Output the entries verbatim, including every line.

-- start of Supplied data --

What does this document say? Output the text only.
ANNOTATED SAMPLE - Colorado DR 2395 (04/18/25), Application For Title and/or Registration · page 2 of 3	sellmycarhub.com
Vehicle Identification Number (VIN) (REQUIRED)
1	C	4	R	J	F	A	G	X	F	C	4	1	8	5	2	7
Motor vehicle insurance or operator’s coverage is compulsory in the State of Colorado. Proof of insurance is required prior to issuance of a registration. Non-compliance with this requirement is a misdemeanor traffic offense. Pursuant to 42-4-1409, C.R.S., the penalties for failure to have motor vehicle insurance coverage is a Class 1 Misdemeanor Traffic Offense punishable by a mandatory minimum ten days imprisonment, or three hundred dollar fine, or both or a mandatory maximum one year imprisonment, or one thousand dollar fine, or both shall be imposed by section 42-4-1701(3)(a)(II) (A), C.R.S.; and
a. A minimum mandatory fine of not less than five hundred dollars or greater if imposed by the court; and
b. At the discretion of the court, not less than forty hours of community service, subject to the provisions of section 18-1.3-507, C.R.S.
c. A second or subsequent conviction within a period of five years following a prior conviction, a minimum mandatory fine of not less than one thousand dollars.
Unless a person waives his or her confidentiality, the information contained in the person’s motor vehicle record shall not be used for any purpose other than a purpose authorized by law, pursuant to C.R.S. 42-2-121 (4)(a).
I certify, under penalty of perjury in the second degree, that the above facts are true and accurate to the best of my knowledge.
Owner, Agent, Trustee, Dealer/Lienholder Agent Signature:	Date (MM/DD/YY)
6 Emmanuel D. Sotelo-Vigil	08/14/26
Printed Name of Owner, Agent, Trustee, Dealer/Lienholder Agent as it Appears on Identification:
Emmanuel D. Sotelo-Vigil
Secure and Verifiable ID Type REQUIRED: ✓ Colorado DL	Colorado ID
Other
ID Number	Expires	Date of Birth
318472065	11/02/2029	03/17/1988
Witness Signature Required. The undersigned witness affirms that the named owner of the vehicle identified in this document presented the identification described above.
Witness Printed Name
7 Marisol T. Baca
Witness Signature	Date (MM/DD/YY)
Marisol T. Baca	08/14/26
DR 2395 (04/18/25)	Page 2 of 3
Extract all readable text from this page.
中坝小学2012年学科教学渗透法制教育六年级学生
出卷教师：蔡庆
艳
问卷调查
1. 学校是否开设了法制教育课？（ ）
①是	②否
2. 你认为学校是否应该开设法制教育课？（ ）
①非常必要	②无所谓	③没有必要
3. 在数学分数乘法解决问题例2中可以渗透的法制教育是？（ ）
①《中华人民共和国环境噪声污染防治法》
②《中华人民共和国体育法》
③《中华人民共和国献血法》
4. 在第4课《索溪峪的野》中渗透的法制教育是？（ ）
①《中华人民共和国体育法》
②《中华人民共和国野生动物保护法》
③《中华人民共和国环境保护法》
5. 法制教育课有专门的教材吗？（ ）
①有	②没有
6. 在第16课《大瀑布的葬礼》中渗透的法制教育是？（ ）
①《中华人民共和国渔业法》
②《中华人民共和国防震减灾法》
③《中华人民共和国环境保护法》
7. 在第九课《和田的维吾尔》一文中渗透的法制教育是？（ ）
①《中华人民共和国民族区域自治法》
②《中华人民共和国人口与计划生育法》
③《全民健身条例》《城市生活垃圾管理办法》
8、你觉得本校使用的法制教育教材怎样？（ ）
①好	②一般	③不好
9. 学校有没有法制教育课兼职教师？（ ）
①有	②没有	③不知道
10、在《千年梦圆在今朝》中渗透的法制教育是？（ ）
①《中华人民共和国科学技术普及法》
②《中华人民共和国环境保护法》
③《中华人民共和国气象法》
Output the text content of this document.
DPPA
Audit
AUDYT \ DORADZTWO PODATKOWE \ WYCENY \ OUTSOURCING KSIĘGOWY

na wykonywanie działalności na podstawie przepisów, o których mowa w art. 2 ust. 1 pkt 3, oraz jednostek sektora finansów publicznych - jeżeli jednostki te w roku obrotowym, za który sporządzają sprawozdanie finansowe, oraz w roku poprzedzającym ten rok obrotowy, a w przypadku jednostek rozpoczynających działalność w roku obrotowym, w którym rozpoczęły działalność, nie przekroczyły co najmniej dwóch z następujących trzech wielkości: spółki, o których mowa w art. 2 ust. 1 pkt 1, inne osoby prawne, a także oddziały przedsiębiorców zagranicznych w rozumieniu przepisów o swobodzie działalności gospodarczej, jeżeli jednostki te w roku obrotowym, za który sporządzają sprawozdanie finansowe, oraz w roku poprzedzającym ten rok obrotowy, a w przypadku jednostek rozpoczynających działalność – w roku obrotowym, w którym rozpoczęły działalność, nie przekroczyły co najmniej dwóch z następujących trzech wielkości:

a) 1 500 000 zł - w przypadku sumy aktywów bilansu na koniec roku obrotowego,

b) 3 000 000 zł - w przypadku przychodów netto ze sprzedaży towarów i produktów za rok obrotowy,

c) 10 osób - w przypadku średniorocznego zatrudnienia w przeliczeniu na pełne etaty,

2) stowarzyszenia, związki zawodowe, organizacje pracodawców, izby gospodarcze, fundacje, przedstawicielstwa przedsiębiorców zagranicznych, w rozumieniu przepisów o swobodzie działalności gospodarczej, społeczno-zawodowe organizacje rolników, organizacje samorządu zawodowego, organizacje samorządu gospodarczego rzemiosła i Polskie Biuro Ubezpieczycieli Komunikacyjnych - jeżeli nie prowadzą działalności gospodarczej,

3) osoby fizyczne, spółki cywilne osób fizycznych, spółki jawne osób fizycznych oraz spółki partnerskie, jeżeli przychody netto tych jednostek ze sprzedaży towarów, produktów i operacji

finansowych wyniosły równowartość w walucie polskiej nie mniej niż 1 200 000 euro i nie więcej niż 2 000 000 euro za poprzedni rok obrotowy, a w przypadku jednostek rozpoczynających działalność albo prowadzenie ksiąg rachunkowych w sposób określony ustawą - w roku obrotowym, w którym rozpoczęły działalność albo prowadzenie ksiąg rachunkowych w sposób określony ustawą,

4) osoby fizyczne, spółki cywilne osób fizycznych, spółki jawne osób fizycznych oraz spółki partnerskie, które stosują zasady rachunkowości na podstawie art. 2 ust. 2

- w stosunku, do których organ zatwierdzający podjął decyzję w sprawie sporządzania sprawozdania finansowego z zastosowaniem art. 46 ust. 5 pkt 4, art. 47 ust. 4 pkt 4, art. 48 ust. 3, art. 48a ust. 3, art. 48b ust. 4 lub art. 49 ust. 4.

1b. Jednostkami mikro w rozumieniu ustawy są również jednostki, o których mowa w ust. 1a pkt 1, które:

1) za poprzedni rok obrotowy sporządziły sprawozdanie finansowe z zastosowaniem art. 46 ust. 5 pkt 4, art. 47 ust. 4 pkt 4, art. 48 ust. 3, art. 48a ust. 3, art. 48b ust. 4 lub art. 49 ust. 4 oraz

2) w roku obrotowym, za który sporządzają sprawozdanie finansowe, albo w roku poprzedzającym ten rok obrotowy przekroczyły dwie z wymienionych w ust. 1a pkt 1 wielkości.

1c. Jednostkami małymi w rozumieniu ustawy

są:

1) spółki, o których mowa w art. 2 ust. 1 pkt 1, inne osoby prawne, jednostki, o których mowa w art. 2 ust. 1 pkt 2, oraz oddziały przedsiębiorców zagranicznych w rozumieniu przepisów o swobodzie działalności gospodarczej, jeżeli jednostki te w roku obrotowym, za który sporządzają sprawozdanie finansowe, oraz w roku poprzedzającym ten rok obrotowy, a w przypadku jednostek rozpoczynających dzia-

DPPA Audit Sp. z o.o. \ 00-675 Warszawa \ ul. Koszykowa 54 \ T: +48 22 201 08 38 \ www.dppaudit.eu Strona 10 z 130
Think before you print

-- end of Supplied data --

The response:
What does this document say? Output the text only.
ANNOTATED SAMPLE - Colorado DR 2395 (04/18/25), Application For Title and/or Registration · page 2 of 3	sellmycarhub.com
Vehicle Identification Number (VIN) (REQUIRED)
1	C	4	R	J	F	A	G	X	F	C	4	1	8	5	2	7
Motor vehicle insurance or operator’s coverage is compulsory in the State of Colorado. Proof of insurance is required prior to issuance of a registration. Non-compliance with this requirement is a misdemeanor traffic offense. Pursuant to 42-4-1409, C.R.S., the penalties for failure to have motor vehicle insurance coverage is a Class 1 Misdemeanor Traffic Offense punishable by a mandatory minimum ten days imprisonment, or three hundred dollar fine, or both or a mandatory maximum one year imprisonment, or one thousand dollar fine, or both shall be imposed by section 42-4-1701(3)(a)(II) (A), C.R.S.; and
a. A minimum mandatory fine of not less than five hundred dollars or greater if imposed by the court; and
b. At the discretion of the court, not less than forty hours of community service, subject to the provisions of section 18-1.3-507, C.R.S.
c. A second or subsequent conviction within a period of five years following a prior conviction, a minimum mandatory fine of not less than one thousand dollars.
Unless a person waives his or her confidentiality, the information contained in the person’s motor vehicle record shall not be used for any purpose other than a purpose authorized by law, pursuant to C.R.S. 42-2-121 (4)(a).
I certify, under penalty of perjury in the second degree, that the above facts are true and accurate to the best of my knowledge.
Owner, Agent, Trustee, Dealer/Lienholder Agent Signature:	Date (MM/DD/YY)
6 Emmanuel D. Sotelo-Vigil	08/14/26
Printed Name of Owner, Agent, Trustee, Dealer/Lienholder Agent as it Appears on Identification:
Emmanuel D. Sotelo-Vigil
Secure and Verifiable ID Type REQUIRED: ✓ Colorado DL	Colorado ID
Other
ID Number	Expires	Date of Birth
318472065	11/02/2029	03/17/1988
Witness Signature Required. The undersigned witness affirms that the named owner of the vehicle identified in this document presented the identification described above.
Witness Printed Name
7 Marisol T. Baca
Witness Signature	Date (MM/DD/YY)
Marisol T. Baca	08/14/26
DR 2395 (04/18/25)	Page 2 of 3
Extract all readable text from this page.
中坝小学2012年学科教学渗透法制教育六年级学生
出卷教师：蔡庆
艳
问卷调查
1. 学校是否开设了法制教育课？（ ）
①是	②否
2. 你认为学校是否应该开设法制教育课？（ ）
①非常必要	②无所谓	③没有必要
3. 在数学分数乘法解决问题例2中可以渗透的法制教育是？（ ）
①《中华人民共和国环境噪声污染防治法》
②《中华人民共和国体育法》
③《中华人民共和国献血法》
4. 在第4课《索溪峪的野》中渗透的法制教育是？（ ）
①《中华人民共和国体育法》
②《中华人民共和国野生动物保护法》
③《中华人民共和国环境保护法》
5. 法制教育课有专门的教材吗？（ ）
①有	②没有
6. 在第16课《大瀑布的葬礼》中渗透的法制教育是？（ ）
①《中华人民共和国渔业法》
②《中华人民共和国防震减灾法》
③《中华人民共和国环境保护法》
7. 在第九课《和田的维吾尔》一文中渗透的法制教育是？（ ）
①《中华人民共和国民族区域自治法》
②《中华人民共和国人口与计划生育法》
③《全民健身条例》《城市生活垃圾管理办法》
8、你觉得本校使用的法制教育教材怎样？（ ）
①好	②一般	③不好
9. 学校有没有法制教育课兼职教师？（ ）
①有	②没有	③不知道
10、在《千年梦圆在今朝》中渗透的法制教育是？（ ）
①《中华人民共和国科学技术普及法》
②《中华人民共和国环境保护法》
③《中华人民共和国气象法》
Output the text content of this document.
DPPA
Audit
AUDYT \ DORADZTWO PODATKOWE \ WYCENY \ OUTSOURCING KSIĘGOWY

na wykonywanie działalności na podstawie przepisów, o których mowa w art. 2 ust. 1 pkt 3, oraz jednostek sektora finansów publicznych - jeżeli jednostki te w roku obrotowym, za który sporządzają sprawozdanie finansowe, oraz w roku poprzedzającym ten rok obrotowy, a w przypadku jednostek rozpoczynających działalność w roku obrotowym, w którym rozpoczęły działalność, nie przekroczyły co najmniej dwóch z następujących trzech wielkości: spółki, o których mowa w art. 2 ust. 1 pkt 1, inne osoby prawne, a także oddziały przedsiębiorców zagranicznych w rozumieniu przepisów o swobodzie działalności gospodarczej, jeżeli jednostki te w roku obrotowym, za który sporządzają sprawozdanie finansowe, oraz w roku poprzedzającym ten rok obrotowy, a w przypadku jednostek rozpoczynających działalność – w roku obrotowym, w którym rozpoczęły działalność, nie przekroczyły co najmniej dwóch z następujących trzech wielkości:

a) 1 500 000 zł - w przypadku sumy aktywów bilansu na koniec roku obrotowego,

b) 3 000 000 zł - w przypadku przychodów netto ze sprzedaży towarów i produktów za rok obrotowy,

c) 10 osób - w przypadku średniorocznego zatrudnienia w przeliczeniu na pełne etaty,

2) stowarzyszenia, związki zawodowe, organizacje pracodawców, izby gospodarcze, fundacje, przedstawicielstwa przedsiębiorców zagranicznych, w rozumieniu przepisów o swobodzie działalności gospodarczej, społeczno-zawodowe organizacje rolników, organizacje samorządu zawodowego, organizacje samorządu gospodarczego rzemiosła i Polskie Biuro Ubezpieczycieli Komunikacyjnych - jeżeli nie prowadzą działalności gospodarczej,

3) osoby fizyczne, spółki cywilne osób fizycznych, spółki jawne osób fizycznych oraz spółki partnerskie, jeżeli przychody netto tych jednostek ze sprzedaży towarów, produktów i operacji

finansowych wyniosły równowartość w walucie polskiej nie mniej niż 1 200 000 euro i nie więcej niż 2 000 000 euro za poprzedni rok obrotowy, a w przypadku jednostek rozpoczynających działalność albo prowadzenie ksiąg rachunkowych w sposób określony ustawą - w roku obrotowym, w którym rozpoczęły działalność albo prowadzenie ksiąg rachunkowych w sposób określony ustawą,

4) osoby fizyczne, spółki cywilne osób fizycznych, spółki jawne osób fizycznych oraz spółki partnerskie, które stosują zasady rachunkowości na podstawie art. 2 ust. 2

- w stosunku, do których organ zatwierdzający podjął decyzję w sprawie sporządzania sprawozdania finansowego z zastosowaniem art. 46 ust. 5 pkt 4, art. 47 ust. 4 pkt 4, art. 48 ust. 3, art. 48a ust. 3, art. 48b ust. 4 lub art. 49 ust. 4.

1b. Jednostkami mikro w rozumieniu ustawy są również jednostki, o których mowa w ust. 1a pkt 1, które:

1) za poprzedni rok obrotowy sporządziły sprawozdanie finansowe z zastosowaniem art. 46 ust. 5 pkt 4, art. 47 ust. 4 pkt 4, art. 48 ust. 3, art. 48a ust. 3, art. 48b ust. 4 lub art. 49 ust. 4 oraz

2) w roku obrotowym, za który sporządzają sprawozdanie finansowe, albo w roku poprzedzającym ten rok obrotowy przekroczyły dwie z wymienionych w ust. 1a pkt 1 wielkości.

1c. Jednostkami małymi w rozumieniu ustawy

są:

1) spółki, o których mowa w art. 2 ust. 1 pkt 1, inne osoby prawne, jednostki, o których mowa w art. 2 ust. 1 pkt 2, oraz oddziały przedsiębiorców zagranicznych w rozumieniu przepisów o swobodzie działalności gospodarczej, jeżeli jednostki te w roku obrotowym, za który sporządzają sprawozdanie finansowe, oraz w roku poprzedzającym ten rok obrotowy, a w przypadku jednostek rozpoczynających dzia-

DPPA Audit Sp. z o.o. \ 00-675 Warszawa \ ul. Koszykowa 54 \ T: +48 22 201 08 38 \ www.dppaudit.eu Strona 10 z 130
Think before you print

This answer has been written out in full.